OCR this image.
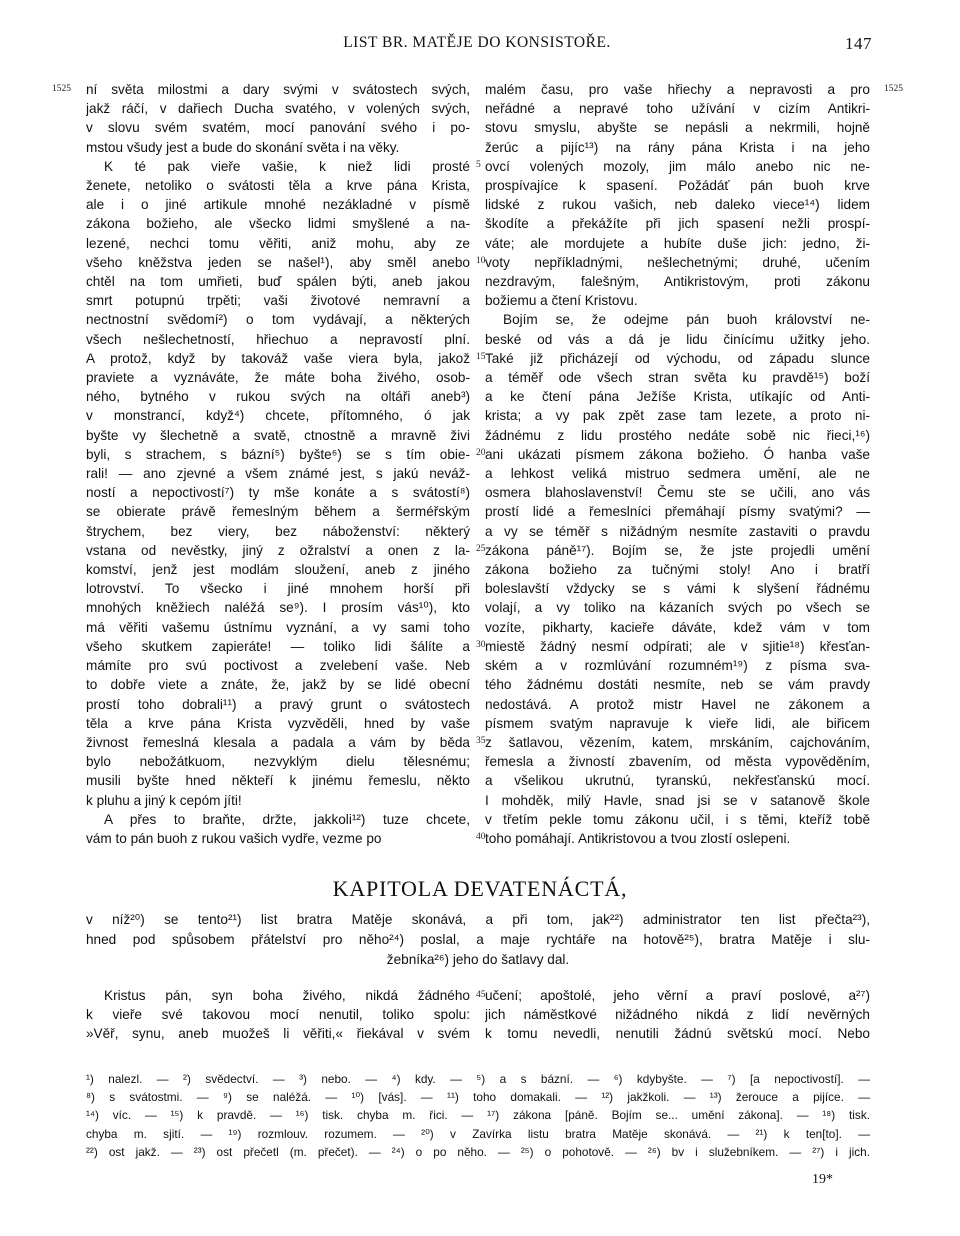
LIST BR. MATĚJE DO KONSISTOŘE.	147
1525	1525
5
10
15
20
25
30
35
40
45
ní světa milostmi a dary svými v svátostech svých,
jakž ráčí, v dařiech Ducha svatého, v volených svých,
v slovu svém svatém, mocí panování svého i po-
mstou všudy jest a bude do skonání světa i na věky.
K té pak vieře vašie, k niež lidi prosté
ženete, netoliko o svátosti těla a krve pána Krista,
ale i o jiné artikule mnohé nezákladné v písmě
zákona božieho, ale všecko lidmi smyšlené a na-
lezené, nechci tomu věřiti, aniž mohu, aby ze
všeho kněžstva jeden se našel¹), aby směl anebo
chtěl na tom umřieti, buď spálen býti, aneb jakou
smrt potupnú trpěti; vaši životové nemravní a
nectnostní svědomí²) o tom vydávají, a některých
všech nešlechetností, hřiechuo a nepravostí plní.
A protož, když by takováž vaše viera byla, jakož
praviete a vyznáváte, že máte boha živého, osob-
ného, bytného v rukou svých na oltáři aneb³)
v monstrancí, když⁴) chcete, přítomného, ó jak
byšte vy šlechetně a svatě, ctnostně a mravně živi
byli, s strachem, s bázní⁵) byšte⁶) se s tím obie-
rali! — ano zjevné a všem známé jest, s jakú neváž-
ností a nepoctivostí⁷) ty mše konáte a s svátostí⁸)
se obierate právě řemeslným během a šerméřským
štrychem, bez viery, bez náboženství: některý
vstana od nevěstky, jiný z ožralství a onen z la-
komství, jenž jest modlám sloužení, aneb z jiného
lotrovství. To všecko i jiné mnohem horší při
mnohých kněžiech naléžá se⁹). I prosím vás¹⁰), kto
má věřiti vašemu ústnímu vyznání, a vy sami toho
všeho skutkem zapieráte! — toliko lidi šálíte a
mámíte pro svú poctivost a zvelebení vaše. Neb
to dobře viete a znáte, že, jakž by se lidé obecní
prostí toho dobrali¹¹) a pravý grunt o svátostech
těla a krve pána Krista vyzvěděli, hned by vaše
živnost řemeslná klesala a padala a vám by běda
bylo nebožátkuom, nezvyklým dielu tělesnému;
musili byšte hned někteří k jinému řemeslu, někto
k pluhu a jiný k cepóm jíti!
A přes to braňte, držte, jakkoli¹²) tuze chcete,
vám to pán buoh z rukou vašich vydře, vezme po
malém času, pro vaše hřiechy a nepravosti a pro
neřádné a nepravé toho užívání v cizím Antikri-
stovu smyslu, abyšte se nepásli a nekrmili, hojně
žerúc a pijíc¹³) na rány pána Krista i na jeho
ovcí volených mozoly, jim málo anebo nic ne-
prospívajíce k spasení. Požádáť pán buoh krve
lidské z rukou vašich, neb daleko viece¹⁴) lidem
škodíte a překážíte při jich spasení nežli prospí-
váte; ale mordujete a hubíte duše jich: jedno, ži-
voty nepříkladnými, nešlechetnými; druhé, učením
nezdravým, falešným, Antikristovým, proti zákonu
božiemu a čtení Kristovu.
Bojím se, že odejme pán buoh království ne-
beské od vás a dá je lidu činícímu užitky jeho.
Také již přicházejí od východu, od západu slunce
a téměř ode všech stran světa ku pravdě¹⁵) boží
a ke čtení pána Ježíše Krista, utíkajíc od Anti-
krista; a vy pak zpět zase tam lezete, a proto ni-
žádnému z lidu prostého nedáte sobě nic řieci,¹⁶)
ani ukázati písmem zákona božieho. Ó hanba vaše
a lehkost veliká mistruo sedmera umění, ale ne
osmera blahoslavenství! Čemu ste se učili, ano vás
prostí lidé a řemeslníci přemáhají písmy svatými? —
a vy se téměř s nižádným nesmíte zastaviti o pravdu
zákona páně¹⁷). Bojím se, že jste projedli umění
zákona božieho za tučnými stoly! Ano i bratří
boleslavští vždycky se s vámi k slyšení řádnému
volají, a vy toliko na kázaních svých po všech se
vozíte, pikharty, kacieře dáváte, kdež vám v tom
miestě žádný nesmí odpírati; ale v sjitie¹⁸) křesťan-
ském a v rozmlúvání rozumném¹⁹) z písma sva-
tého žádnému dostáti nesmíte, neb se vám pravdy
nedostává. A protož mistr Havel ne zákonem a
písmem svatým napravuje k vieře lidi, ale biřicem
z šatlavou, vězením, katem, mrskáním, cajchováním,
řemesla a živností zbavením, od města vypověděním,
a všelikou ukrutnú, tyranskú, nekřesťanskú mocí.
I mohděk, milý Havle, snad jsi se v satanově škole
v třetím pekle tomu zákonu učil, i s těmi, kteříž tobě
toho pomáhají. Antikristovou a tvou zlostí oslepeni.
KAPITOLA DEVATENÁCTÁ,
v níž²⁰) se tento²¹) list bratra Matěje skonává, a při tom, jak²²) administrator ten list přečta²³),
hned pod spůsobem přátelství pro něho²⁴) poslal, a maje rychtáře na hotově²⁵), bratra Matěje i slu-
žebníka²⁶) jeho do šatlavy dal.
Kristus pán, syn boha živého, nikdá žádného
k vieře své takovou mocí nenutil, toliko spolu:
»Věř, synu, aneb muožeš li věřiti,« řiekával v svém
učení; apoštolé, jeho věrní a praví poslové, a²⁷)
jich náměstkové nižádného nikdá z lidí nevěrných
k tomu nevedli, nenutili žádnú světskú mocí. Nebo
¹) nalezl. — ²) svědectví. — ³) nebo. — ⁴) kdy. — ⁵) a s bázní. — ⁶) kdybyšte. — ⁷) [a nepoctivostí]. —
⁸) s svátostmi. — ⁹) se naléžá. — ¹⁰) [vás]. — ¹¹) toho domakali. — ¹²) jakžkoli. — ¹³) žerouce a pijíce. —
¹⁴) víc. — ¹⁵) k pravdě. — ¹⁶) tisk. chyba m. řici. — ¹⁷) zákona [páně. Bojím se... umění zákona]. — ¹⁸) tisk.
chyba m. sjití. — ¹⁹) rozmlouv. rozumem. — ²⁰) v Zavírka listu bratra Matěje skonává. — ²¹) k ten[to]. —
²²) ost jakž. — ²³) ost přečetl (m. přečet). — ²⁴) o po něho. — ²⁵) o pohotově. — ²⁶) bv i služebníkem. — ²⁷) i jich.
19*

---+---

TASK OBJECTIVE: Copy every entry word for word, but omit the pictures.

COMPLETED TASK:
OCR this image.
LIST BR. MATĚJE DO KONSISTOŘE.	147
1525	1525
5
10
15
20
25
30
35
40
45
ní světa milostmi a dary svými v svátostech svých,
jakž ráčí, v dařiech Ducha svatého, v volených svých,
v slovu svém svatém, mocí panování svého i po-
mstou všudy jest a bude do skonání světa i na věky.
K té pak vieře vašie, k niež lidi prosté
ženete, netoliko o svátosti těla a krve pána Krista,
ale i o jiné artikule mnohé nezákladné v písmě
zákona božieho, ale všecko lidmi smyšlené a na-
lezené, nechci tomu věřiti, aniž mohu, aby ze
všeho kněžstva jeden se našel¹), aby směl anebo
chtěl na tom umřieti, buď spálen býti, aneb jakou
smrt potupnú trpěti; vaši životové nemravní a
nectnostní svědomí²) o tom vydávají, a některých
všech nešlechetností, hřiechuo a nepravostí plní.
A protož, když by takováž vaše viera byla, jakož
praviete a vyznáváte, že máte boha živého, osob-
ného, bytného v rukou svých na oltáři aneb³)
v monstrancí, když⁴) chcete, přítomného, ó jak
byšte vy šlechetně a svatě, ctnostně a mravně živi
byli, s strachem, s bázní⁵) byšte⁶) se s tím obie-
rali! — ano zjevné a všem známé jest, s jakú neváž-
ností a nepoctivostí⁷) ty mše konáte a s svátostí⁸)
se obierate právě řemeslným během a šerméřským
štrychem, bez viery, bez náboženství: některý
vstana od nevěstky, jiný z ožralství a onen z la-
komství, jenž jest modlám sloužení, aneb z jiného
lotrovství. To všecko i jiné mnohem horší při
mnohých kněžiech naléžá se⁹). I prosím vás¹⁰), kto
má věřiti vašemu ústnímu vyznání, a vy sami toho
všeho skutkem zapieráte! — toliko lidi šálíte a
mámíte pro svú poctivost a zvelebení vaše. Neb
to dobře viete a znáte, že, jakž by se lidé obecní
prostí toho dobrali¹¹) a pravý grunt o svátostech
těla a krve pána Krista vyzvěděli, hned by vaše
živnost řemeslná klesala a padala a vám by běda
bylo nebožátkuom, nezvyklým dielu tělesnému;
musili byšte hned někteří k jinému řemeslu, někto
k pluhu a jiný k cepóm jíti!
A přes to braňte, držte, jakkoli¹²) tuze chcete,
vám to pán buoh z rukou vašich vydře, vezme po
malém času, pro vaše hřiechy a nepravosti a pro
neřádné a nepravé toho užívání v cizím Antikri-
stovu smyslu, abyšte se nepásli a nekrmili, hojně
žerúc a pijíc¹³) na rány pána Krista i na jeho
ovcí volených mozoly, jim málo anebo nic ne-
prospívajíce k spasení. Požádáť pán buoh krve
lidské z rukou vašich, neb daleko viece¹⁴) lidem
škodíte a překážíte při jich spasení nežli prospí-
váte; ale mordujete a hubíte duše jich: jedno, ži-
voty nepříkladnými, nešlechetnými; druhé, učením
nezdravým, falešným, Antikristovým, proti zákonu
božiemu a čtení Kristovu.
Bojím se, že odejme pán buoh království ne-
beské od vás a dá je lidu činícímu užitky jeho.
Také již přicházejí od východu, od západu slunce
a téměř ode všech stran světa ku pravdě¹⁵) boží
a ke čtení pána Ježíše Krista, utíkajíc od Anti-
krista; a vy pak zpět zase tam lezete, a proto ni-
žádnému z lidu prostého nedáte sobě nic řieci,¹⁶)
ani ukázati písmem zákona božieho. Ó hanba vaše
a lehkost veliká mistruo sedmera umění, ale ne
osmera blahoslavenství! Čemu ste se učili, ano vás
prostí lidé a řemeslníci přemáhají písmy svatými? —
a vy se téměř s nižádným nesmíte zastaviti o pravdu
zákona páně¹⁷). Bojím se, že jste projedli umění
zákona božieho za tučnými stoly! Ano i bratří
boleslavští vždycky se s vámi k slyšení řádnému
volají, a vy toliko na kázaních svých po všech se
vozíte, pikharty, kacieře dáváte, kdež vám v tom
miestě žádný nesmí odpírati; ale v sjitie¹⁸) křesťan-
ském a v rozmlúvání rozumném¹⁹) z písma sva-
tého žádnému dostáti nesmíte, neb se vám pravdy
nedostává. A protož mistr Havel ne zákonem a
písmem svatým napravuje k vieře lidi, ale biřicem
z šatlavou, vězením, katem, mrskáním, cajchováním,
řemesla a živností zbavením, od města vypověděním,
a všelikou ukrutnú, tyranskú, nekřesťanskú mocí.
I mohděk, milý Havle, snad jsi se v satanově škole
v třetím pekle tomu zákonu učil, i s těmi, kteříž tobě
toho pomáhají. Antikristovou a tvou zlostí oslepeni.
KAPITOLA DEVATENÁCTÁ,
v níž²⁰) se tento²¹) list bratra Matěje skonává, a při tom, jak²²) administrator ten list přečta²³),
hned pod spůsobem přátelství pro něho²⁴) poslal, a maje rychtáře na hotově²⁵), bratra Matěje i slu-
žebníka²⁶) jeho do šatlavy dal.
Kristus pán, syn boha živého, nikdá žádného
k vieře své takovou mocí nenutil, toliko spolu:
»Věř, synu, aneb muožeš li věřiti,« řiekával v svém
učení; apoštolé, jeho věrní a praví poslové, a²⁷)
jich náměstkové nižádného nikdá z lidí nevěrných
k tomu nevedli, nenutili žádnú světskú mocí. Nebo
¹) nalezl. — ²) svědectví. — ³) nebo. — ⁴) kdy. — ⁵) a s bázní. — ⁶) kdybyšte. — ⁷) [a nepoctivostí]. —
⁸) s svátostmi. — ⁹) se naléžá. — ¹⁰) [vás]. — ¹¹) toho domakali. — ¹²) jakžkoli. — ¹³) žerouce a pijíce. —
¹⁴) víc. — ¹⁵) k pravdě. — ¹⁶) tisk. chyba m. řici. — ¹⁷) zákona [páně. Bojím se... umění zákona]. — ¹⁸) tisk.
chyba m. sjití. — ¹⁹) rozmlouv. rozumem. — ²⁰) v Zavírka listu bratra Matěje skonává. — ²¹) k ten[to]. —
²²) ost jakž. — ²³) ost přečetl (m. přečet). — ²⁴) o po něho. — ²⁵) o pohotově. — ²⁶) bv i služebníkem. — ²⁷) i jich.
19*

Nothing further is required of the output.